Records from a collection of figures:

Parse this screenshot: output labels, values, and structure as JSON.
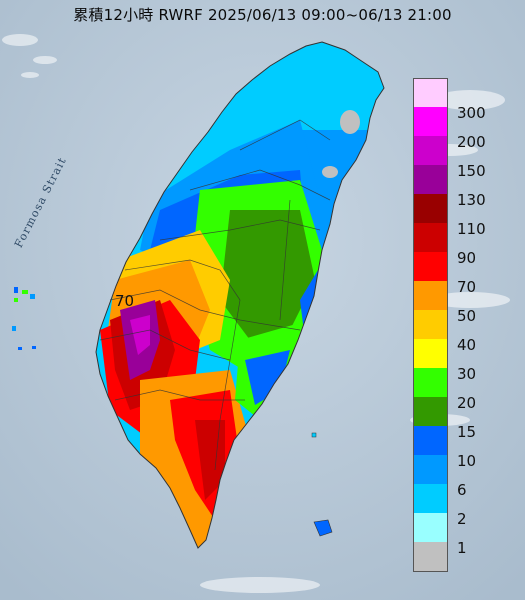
{
  "title": "累積12小時 RWRF 2025/06/13 09:00~06/13 21:00",
  "strait_label": "Formosa Strait",
  "contour_label": "70",
  "legend": [
    {
      "label": "300",
      "color": "#ffccff"
    },
    {
      "label": "200",
      "color": "#ff00ff"
    },
    {
      "label": "150",
      "color": "#cc00cc"
    },
    {
      "label": "130",
      "color": "#990099"
    },
    {
      "label": "110",
      "color": "#990000"
    },
    {
      "label": "90",
      "color": "#cc0000"
    },
    {
      "label": "70",
      "color": "#ff0000"
    },
    {
      "label": "50",
      "color": "#ff9900"
    },
    {
      "label": "40",
      "color": "#ffcc00"
    },
    {
      "label": "30",
      "color": "#ffff00"
    },
    {
      "label": "20",
      "color": "#33ff00"
    },
    {
      "label": "15",
      "color": "#339900"
    },
    {
      "label": "10",
      "color": "#0066ff"
    },
    {
      "label": "6",
      "color": "#0099ff"
    },
    {
      "label": "2",
      "color": "#00ccff"
    },
    {
      "label": "1",
      "color": "#99ffff"
    },
    {
      "label": "",
      "color": "#c0c0c0"
    }
  ],
  "colors": {
    "sea": "#b9c8d6",
    "border": "#333333"
  }
}
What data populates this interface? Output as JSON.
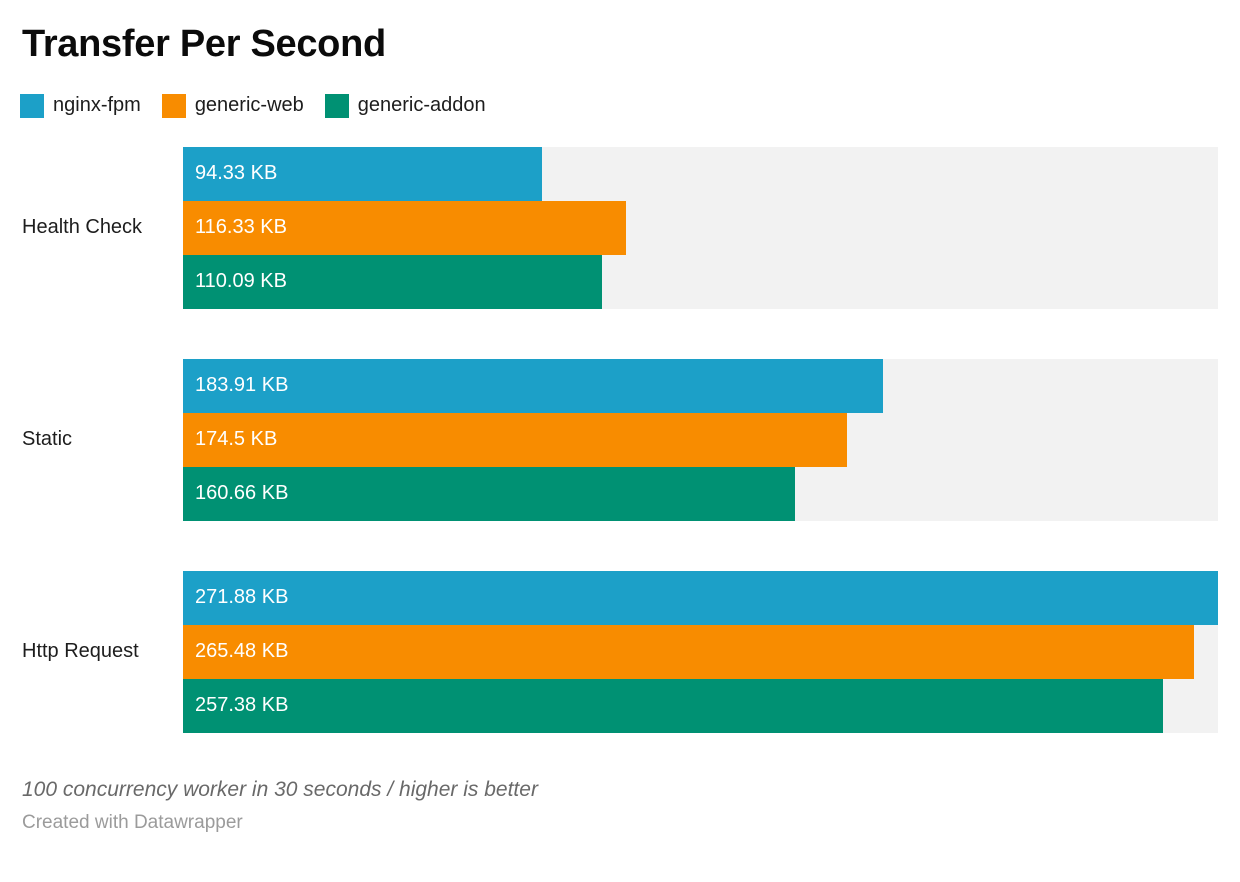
{
  "header": {
    "title": "Transfer Per Second"
  },
  "chart_data": {
    "type": "bar",
    "orientation": "horizontal",
    "title": "Transfer Per Second",
    "categories": [
      "Health Check",
      "Static",
      "Http Request"
    ],
    "series": [
      {
        "name": "nginx-fpm",
        "color": "#1CA0C8",
        "values": [
          94.33,
          183.91,
          271.88
        ],
        "value_labels": [
          "94.33 KB",
          "183.91 KB",
          "271.88 KB"
        ]
      },
      {
        "name": "generic-web",
        "color": "#F88C00",
        "values": [
          116.33,
          174.5,
          265.48
        ],
        "value_labels": [
          "116.33 KB",
          "174.5 KB",
          "265.48 KB"
        ]
      },
      {
        "name": "generic-addon",
        "color": "#009173",
        "values": [
          110.09,
          160.66,
          257.38
        ],
        "value_labels": [
          "110.09 KB",
          "160.66 KB",
          "257.38 KB"
        ]
      }
    ],
    "unit": "KB",
    "xlim": [
      0,
      271.88
    ],
    "legend_position": "top",
    "grid": false,
    "value_labels": "inside-start",
    "track_color": "#F2F2F2"
  },
  "footer": {
    "note": "100 concurrency worker in 30 seconds / higher is better",
    "attribution": "Created with Datawrapper"
  },
  "colors": {
    "title_text": "#0B0B0B",
    "label_text": "#1D1D1D",
    "bar_value_text": "#FFFFFF",
    "note_text": "#696969",
    "attribution_text": "#9B9B9B",
    "background": "#FFFFFF"
  }
}
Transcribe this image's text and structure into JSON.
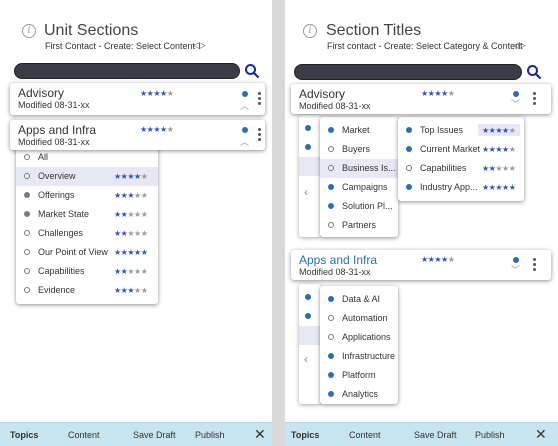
{
  "left": {
    "title": "Unit Sections",
    "subtitle": "First Contact - Create: Select Content",
    "cards": [
      {
        "title": "Advisory",
        "modified": "Modified  08-31-xx",
        "rating": 4
      },
      {
        "title": "Apps and Infra",
        "modified": "Modified  08-31-xx",
        "rating": 4
      }
    ],
    "items": [
      {
        "label": "All",
        "bullet": "hollow",
        "rating": 0,
        "selected": false
      },
      {
        "label": "Overview",
        "bullet": "hollow",
        "rating": 4,
        "selected": true
      },
      {
        "label": "Offerings",
        "bullet": "gray",
        "rating": 3,
        "selected": false
      },
      {
        "label": "Market State",
        "bullet": "gray",
        "rating": 2,
        "selected": false
      },
      {
        "label": "Challenges",
        "bullet": "hollow",
        "rating": 2,
        "selected": false
      },
      {
        "label": "Our Point of View",
        "bullet": "hollow",
        "rating": 5,
        "selected": false
      },
      {
        "label": "Capabilities",
        "bullet": "hollow",
        "rating": 2,
        "selected": false
      },
      {
        "label": "Evidence",
        "bullet": "hollow",
        "rating": 3,
        "selected": false
      }
    ]
  },
  "right": {
    "title": "Section Titles",
    "subtitle": "First contact - Create: Select Category & Content",
    "cards": [
      {
        "title": "Advisory",
        "modified": "Modified  08-31-xx",
        "rating": 4
      },
      {
        "title": "Apps and Infra",
        "modified": "Modified  08-31-xx",
        "rating": 4
      }
    ],
    "advisory_categories": [
      {
        "label": "Market",
        "bullet": "filled",
        "selected": false
      },
      {
        "label": "Buyers",
        "bullet": "hollow",
        "selected": false
      },
      {
        "label": "Business Is...",
        "bullet": "hollow",
        "selected": true
      },
      {
        "label": "Campaigns",
        "bullet": "filled",
        "selected": false
      },
      {
        "label": "Solution Pl...",
        "bullet": "filled",
        "selected": false
      },
      {
        "label": "Partners",
        "bullet": "hollow",
        "selected": false
      }
    ],
    "advisory_contents": [
      {
        "label": "Top Issues",
        "bullet": "filled",
        "rating": 4
      },
      {
        "label": "Current Market",
        "bullet": "filled",
        "rating": 4
      },
      {
        "label": "Capabilities",
        "bullet": "hollow",
        "rating": 2
      },
      {
        "label": "Industry App...",
        "bullet": "filled",
        "rating": 5
      }
    ],
    "infra_categories": [
      {
        "label": "Data & AI",
        "bullet": "filled"
      },
      {
        "label": "Automation",
        "bullet": "hollow"
      },
      {
        "label": "Applications",
        "bullet": "hollow"
      },
      {
        "label": "Infrastructure",
        "bullet": "filled"
      },
      {
        "label": "Platform",
        "bullet": "filled"
      },
      {
        "label": "Analytics",
        "bullet": "filled"
      }
    ]
  },
  "toolbar": {
    "topics": "Topics",
    "content": "Content",
    "save_draft": "Save Draft",
    "publish": "Publish",
    "close": "✕"
  },
  "colors": {
    "star_on": "#3451b8",
    "star_off": "#9a9a9a",
    "bullet": "#2a6fb0",
    "toolbar": "#c7e4ef"
  }
}
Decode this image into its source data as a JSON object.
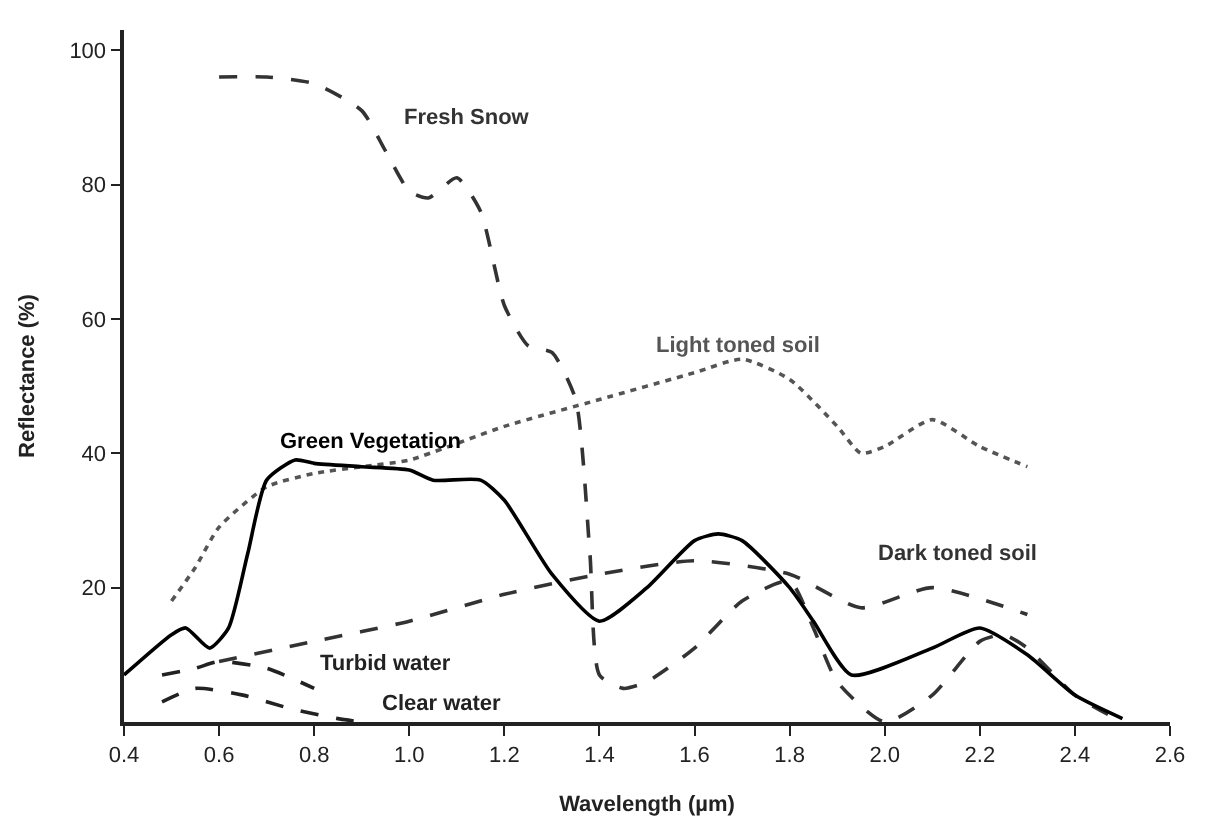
{
  "chart_data": {
    "type": "line",
    "xlabel": "Wavelength (µm)",
    "ylabel": "Reflectance (%)",
    "xlim": [
      0.4,
      2.6
    ],
    "xticks": [
      0.4,
      0.6,
      0.8,
      {
        "value": 1.0,
        "label": "1.0"
      },
      1.2,
      1.4,
      1.6,
      1.8,
      {
        "value": 2.0,
        "label": "2.0"
      },
      2.2,
      2.4,
      2.6
    ],
    "ylim": [
      0,
      103
    ],
    "yticks": [
      20,
      40,
      60,
      80,
      100
    ],
    "legend": false,
    "marker": "none",
    "series": [
      {
        "name": "Fresh Snow",
        "color": "#333333",
        "line_style": "dashed",
        "x": [
          0.6,
          0.7,
          0.8,
          0.9,
          0.95,
          1.0,
          1.04,
          1.1,
          1.15,
          1.2,
          1.25,
          1.3,
          1.35,
          1.38,
          1.4,
          1.45,
          1.5,
          1.6,
          1.7,
          1.8,
          1.85,
          1.9,
          2.0,
          2.1,
          2.2,
          2.25,
          2.3,
          2.4,
          2.5
        ],
        "values": [
          96,
          96,
          95,
          91,
          85,
          79,
          78,
          81,
          76,
          62,
          56,
          55,
          48,
          25,
          7,
          5,
          6,
          11,
          18,
          21,
          14,
          6,
          0,
          4,
          12,
          13,
          11,
          4,
          0
        ]
      },
      {
        "name": "Light toned soil",
        "color": "#555555",
        "line_style": "dotted",
        "x": [
          0.5,
          0.55,
          0.6,
          0.7,
          0.8,
          0.9,
          1.0,
          1.2,
          1.4,
          1.6,
          1.7,
          1.8,
          1.9,
          1.95,
          2.0,
          2.1,
          2.2,
          2.3
        ],
        "values": [
          18,
          23,
          29,
          35,
          37,
          38,
          39,
          44,
          48,
          52,
          54,
          51,
          44,
          40,
          41,
          45,
          41,
          38
        ]
      },
      {
        "name": "Green Vegetation",
        "color": "#000000",
        "line_style": "solid",
        "x": [
          0.4,
          0.5,
          0.53,
          0.58,
          0.62,
          0.66,
          0.7,
          0.76,
          0.8,
          0.9,
          1.0,
          1.05,
          1.15,
          1.2,
          1.3,
          1.4,
          1.5,
          1.6,
          1.65,
          1.7,
          1.8,
          1.85,
          1.93,
          2.1,
          2.2,
          2.3,
          2.4,
          2.5
        ],
        "values": [
          7,
          13,
          14,
          11,
          14,
          25,
          36,
          39,
          38.5,
          38,
          37.5,
          36,
          36,
          33,
          22,
          15,
          20,
          27,
          28,
          27,
          20,
          15,
          7,
          11,
          14,
          10,
          4,
          0.5
        ]
      },
      {
        "name": "Dark toned soil",
        "color": "#333333",
        "line_style": "dashed",
        "x": [
          0.6,
          0.8,
          1.0,
          1.2,
          1.4,
          1.6,
          1.8,
          1.95,
          2.1,
          2.3
        ],
        "values": [
          9,
          12,
          15,
          19,
          22,
          24,
          22,
          17,
          20,
          16
        ]
      },
      {
        "name": "Turbid water",
        "color": "#222222",
        "line_style": "dashed",
        "x": [
          0.48,
          0.55,
          0.6,
          0.7,
          0.8
        ],
        "values": [
          7,
          8,
          9,
          8,
          5
        ]
      },
      {
        "name": "Clear water",
        "color": "#222222",
        "line_style": "dashed",
        "x": [
          0.48,
          0.55,
          0.65,
          0.75,
          0.85,
          0.9
        ],
        "values": [
          3,
          5,
          4,
          2,
          0.5,
          0
        ]
      }
    ]
  }
}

- [PROMPT] Your answer should be a single number: the count of lines in the entries that contain the word "JSON".

- [THE COMPLETED TASK] 4